Exercise text
Thursday, June 13, 2013
So I haven't posted in here in almost a year. The thought crossed my mind the delete this, but I know how I am. I would regret the hell out of that decision and then want to write about how much of a mistake it was to delete my blog but have nowhere to write it, and the internal conflict would drive me insane. So instead of writing something long and wistful, lamenting my time away… I’m going to pretend like it never happened and get with the getting on. In the last almost year lots of things have gone on. People were sick, people are sick. My mother was diagnosed with cancer, I was in love but ended up getting my heart broken. I’ve made some bonds with some amazing people that I can personally guarantee will never sever.
I’m beginning to think I’ve inherited some doormatic (I invented that word) qualities from my mother. I tend to give everyone and everything and every situation I come across the benefit of the doubt time and time again. I think it makes me look like someone who doesn’t need emotional tending because I’m so involved in making sure whoever I’m involving myself gets to feel their feelings that my feelings get more than overlooked. How’s that for a run-on sentence? I will tend to other people and other things until my fingers are worn down to bloody nubs, all the while thinking I’m feeling this thing or that thing but keeping it to someone who isn’t even myself. What do I mean? I’ll explain. It’s like I don’t even let my feelings get bottled up because I don’t keep them anywhere near the empty bottles. It’s more like I’m thinking them into one of those astronaut training rooms, where there’s no gravity and things will bounce around for eternity if you don’t stop them. So instead of having that bottle that’s ever-filling for me to reference, I have this spastic chamber that bounces emotions off of me left and right, making it difficult for me to express what I’m feeling when I’m feeling it. I know, it’s epic. And it’s probably the most important thing you’ll ever read in the history (and future) of ever… so you may want to bookmark this entry now.

Stored records:
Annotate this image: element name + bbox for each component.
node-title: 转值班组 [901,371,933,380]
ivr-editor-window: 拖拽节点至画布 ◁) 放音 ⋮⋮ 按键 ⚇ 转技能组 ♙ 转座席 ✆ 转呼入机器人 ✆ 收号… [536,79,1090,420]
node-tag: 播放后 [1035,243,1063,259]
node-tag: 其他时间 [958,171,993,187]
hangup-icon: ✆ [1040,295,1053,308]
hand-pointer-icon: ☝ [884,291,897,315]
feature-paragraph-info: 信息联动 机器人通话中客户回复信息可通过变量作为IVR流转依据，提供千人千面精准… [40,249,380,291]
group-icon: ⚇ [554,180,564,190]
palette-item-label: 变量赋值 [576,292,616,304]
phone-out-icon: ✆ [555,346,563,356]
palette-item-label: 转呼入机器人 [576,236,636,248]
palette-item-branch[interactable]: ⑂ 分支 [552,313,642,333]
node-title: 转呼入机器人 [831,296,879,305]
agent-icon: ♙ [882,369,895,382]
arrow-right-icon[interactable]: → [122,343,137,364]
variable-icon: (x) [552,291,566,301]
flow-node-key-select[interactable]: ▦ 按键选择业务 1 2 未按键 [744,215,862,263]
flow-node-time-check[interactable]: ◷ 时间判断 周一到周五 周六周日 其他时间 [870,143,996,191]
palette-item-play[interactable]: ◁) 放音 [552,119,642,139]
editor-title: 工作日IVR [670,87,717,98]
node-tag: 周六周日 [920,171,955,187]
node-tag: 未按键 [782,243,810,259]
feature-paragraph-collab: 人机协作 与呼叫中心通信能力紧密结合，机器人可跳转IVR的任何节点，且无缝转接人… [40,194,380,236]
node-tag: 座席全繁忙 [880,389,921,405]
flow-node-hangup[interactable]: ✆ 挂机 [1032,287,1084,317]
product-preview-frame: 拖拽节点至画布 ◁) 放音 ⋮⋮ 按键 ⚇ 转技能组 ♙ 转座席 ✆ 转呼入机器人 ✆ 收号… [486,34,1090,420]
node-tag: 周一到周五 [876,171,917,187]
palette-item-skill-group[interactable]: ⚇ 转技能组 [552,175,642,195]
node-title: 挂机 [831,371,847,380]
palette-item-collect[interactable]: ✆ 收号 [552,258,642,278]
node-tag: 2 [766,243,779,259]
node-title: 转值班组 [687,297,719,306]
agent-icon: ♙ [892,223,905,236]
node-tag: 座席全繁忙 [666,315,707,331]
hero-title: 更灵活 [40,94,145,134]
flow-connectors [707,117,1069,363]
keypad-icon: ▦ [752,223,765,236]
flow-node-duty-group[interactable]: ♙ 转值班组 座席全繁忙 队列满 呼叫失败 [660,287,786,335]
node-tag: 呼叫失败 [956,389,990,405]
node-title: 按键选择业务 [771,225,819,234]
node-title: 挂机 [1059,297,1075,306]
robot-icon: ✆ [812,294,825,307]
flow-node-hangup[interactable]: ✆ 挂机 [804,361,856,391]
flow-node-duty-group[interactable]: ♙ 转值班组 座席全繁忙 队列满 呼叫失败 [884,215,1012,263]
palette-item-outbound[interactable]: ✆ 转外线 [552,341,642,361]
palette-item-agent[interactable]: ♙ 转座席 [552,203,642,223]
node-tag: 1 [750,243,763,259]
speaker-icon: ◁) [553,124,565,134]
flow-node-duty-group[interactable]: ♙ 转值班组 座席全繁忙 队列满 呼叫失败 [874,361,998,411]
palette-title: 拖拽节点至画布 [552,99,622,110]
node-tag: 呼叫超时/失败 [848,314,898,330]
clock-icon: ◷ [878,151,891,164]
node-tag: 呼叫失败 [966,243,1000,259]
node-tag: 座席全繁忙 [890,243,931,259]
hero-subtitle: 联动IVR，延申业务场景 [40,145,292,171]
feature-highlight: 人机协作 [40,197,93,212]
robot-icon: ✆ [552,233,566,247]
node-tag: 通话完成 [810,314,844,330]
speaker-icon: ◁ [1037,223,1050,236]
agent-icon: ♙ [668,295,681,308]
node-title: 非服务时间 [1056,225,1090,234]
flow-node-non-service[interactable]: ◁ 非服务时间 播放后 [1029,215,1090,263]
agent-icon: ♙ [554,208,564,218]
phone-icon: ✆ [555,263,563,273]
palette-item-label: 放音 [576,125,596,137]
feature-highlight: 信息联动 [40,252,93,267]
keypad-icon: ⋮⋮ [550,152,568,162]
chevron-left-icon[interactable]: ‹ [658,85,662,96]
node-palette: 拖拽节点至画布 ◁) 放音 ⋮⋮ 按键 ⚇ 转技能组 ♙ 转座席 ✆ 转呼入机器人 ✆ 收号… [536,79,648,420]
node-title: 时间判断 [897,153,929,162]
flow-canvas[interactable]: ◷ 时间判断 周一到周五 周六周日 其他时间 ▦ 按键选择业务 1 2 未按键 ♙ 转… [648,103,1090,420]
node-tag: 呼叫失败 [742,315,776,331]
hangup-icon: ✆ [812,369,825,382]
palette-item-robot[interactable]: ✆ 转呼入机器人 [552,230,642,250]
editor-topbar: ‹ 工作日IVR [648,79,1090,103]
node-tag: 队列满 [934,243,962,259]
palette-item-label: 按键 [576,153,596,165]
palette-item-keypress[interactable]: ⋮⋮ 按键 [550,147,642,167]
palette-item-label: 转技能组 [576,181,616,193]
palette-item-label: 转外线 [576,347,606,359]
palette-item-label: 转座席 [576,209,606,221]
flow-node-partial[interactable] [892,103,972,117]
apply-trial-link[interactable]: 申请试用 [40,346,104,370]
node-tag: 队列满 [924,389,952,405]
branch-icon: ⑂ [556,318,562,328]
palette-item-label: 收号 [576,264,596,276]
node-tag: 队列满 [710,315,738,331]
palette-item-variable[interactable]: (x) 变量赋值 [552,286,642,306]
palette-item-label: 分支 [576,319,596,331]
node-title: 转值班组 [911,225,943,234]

Problem statement
Rewrite the blog post's paragraph that begins "So I haven't posted in here in almost a year" in a shorter form that keeps its main facts. The stored rows are not needed here.

Written response
I haven't posted in almost a year. I thought about deleting the blog but knew I would regret it, so instead of dwelling on the time away, I'm moving on as if it never happened. A lot has happened since then. People were sick and still are, my mother was diagnosed with cancer, I fell in love and had my heart broken, and I formed lasting bonds with some amazing people.